• [Short exercise]: Rewrite all the items below with every occurrence of "James smith" replaced by "Team member" and everything else unchanged. Omit the pictures.

-- Material provided start --

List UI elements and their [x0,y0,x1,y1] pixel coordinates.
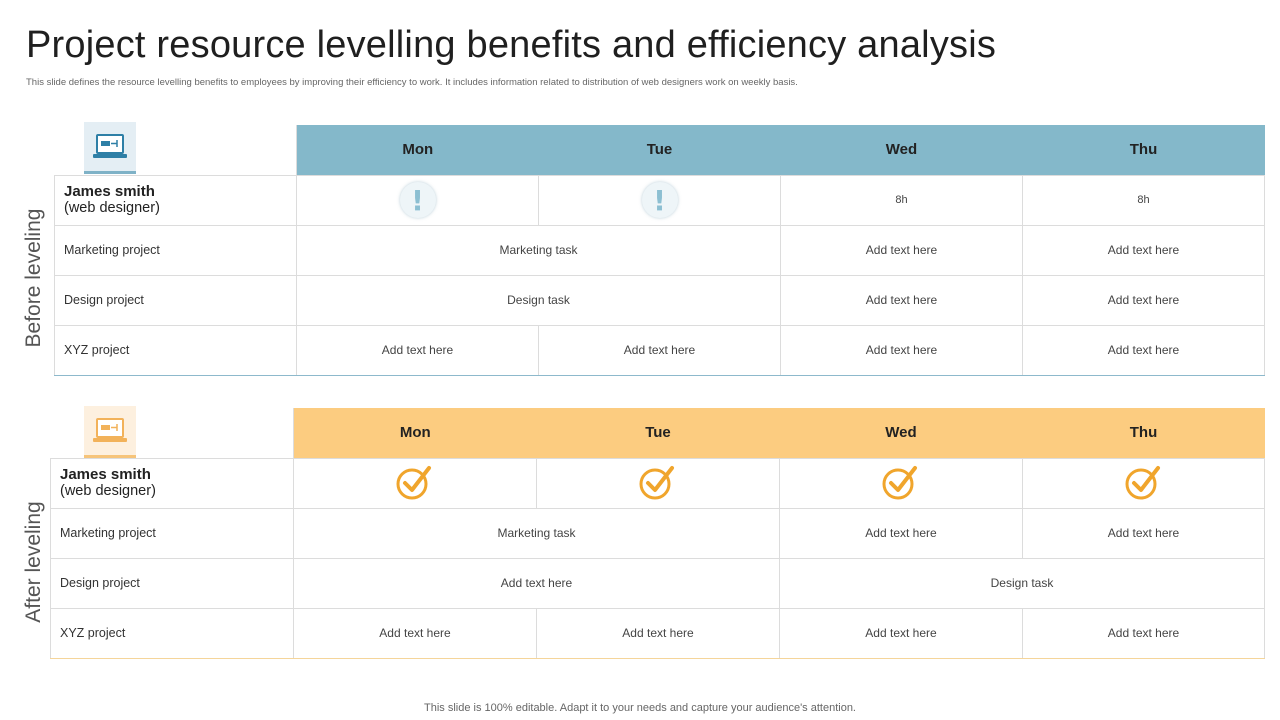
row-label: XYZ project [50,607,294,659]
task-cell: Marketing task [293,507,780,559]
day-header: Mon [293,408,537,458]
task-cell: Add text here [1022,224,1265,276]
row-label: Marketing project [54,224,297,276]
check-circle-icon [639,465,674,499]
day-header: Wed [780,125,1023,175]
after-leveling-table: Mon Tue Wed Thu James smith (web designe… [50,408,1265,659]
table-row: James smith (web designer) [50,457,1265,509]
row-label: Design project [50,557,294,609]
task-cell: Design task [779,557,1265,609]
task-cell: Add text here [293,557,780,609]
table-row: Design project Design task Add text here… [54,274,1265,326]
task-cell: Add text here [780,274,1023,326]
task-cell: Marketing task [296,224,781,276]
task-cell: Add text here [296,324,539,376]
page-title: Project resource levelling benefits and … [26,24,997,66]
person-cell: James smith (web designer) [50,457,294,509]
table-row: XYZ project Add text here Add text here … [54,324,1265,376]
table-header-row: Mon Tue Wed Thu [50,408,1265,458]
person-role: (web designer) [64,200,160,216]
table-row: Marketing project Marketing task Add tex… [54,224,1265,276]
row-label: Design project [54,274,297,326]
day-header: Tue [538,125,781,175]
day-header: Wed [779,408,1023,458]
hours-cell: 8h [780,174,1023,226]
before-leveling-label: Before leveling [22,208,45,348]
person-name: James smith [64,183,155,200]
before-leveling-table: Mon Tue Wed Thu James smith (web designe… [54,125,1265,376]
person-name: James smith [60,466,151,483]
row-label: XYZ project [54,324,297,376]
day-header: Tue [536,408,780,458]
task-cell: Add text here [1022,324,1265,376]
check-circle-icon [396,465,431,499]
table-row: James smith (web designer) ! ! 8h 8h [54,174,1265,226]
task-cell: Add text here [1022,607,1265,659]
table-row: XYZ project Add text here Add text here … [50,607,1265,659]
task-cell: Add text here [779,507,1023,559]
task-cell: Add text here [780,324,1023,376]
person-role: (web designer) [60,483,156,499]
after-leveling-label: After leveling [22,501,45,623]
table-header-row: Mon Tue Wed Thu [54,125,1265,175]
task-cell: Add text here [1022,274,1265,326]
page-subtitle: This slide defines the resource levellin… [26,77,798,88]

-- Material provided end --

• [Problem solution]:
List UI elements and their [x0,y0,x1,y1] pixel coordinates.
row-label: XYZ project [50,607,294,659]
task-cell: Marketing task [293,507,780,559]
day-header: Mon [293,408,537,458]
task-cell: Add text here [1022,224,1265,276]
row-label: Marketing project [54,224,297,276]
check-circle-icon [639,465,674,499]
day-header: Wed [780,125,1023,175]
after-leveling-table: Mon Tue Wed Thu Team member (web designe… [50,408,1265,659]
table-row: Team member (web designer) [50,457,1265,509]
row-label: Design project [50,557,294,609]
task-cell: Design task [779,557,1265,609]
task-cell: Add text here [293,557,780,609]
table-row: Design project Design task Add text here… [54,274,1265,326]
task-cell: Add text here [780,274,1023,326]
task-cell: Marketing task [296,224,781,276]
task-cell: Add text here [296,324,539,376]
page-title: Project resource levelling benefits and … [26,24,997,66]
person-cell: Team member (web designer) [50,457,294,509]
table-row: XYZ project Add text here Add text here … [54,324,1265,376]
table-header-row: Mon Tue Wed Thu [50,408,1265,458]
person-role: (web designer) [64,200,160,216]
table-row: Marketing project Marketing task Add tex… [54,224,1265,276]
row-label: Design project [54,274,297,326]
day-header: Tue [538,125,781,175]
day-header: Wed [779,408,1023,458]
hours-cell: 8h [780,174,1023,226]
before-leveling-label: Before leveling [22,208,45,348]
person-name: Team member [64,183,155,200]
before-leveling-table: Mon Tue Wed Thu Team member (web designe… [54,125,1265,376]
person-name: Team member [60,466,151,483]
row-label: XYZ project [54,324,297,376]
day-header: Tue [536,408,780,458]
task-cell: Add text here [1022,324,1265,376]
check-circle-icon [396,465,431,499]
table-row: Team member (web designer) ! ! 8h 8h [54,174,1265,226]
task-cell: Add text here [1022,607,1265,659]
table-row: XYZ project Add text here Add text here … [50,607,1265,659]
task-cell: Add text here [779,507,1023,559]
task-cell: Add text here [780,324,1023,376]
person-role: (web designer) [60,483,156,499]
after-leveling-label: After leveling [22,501,45,623]
table-header-row: Mon Tue Wed Thu [54,125,1265,175]
task-cell: Add text here [1022,274,1265,326]
page-subtitle: This slide defines the resource levellin… [26,77,798,88]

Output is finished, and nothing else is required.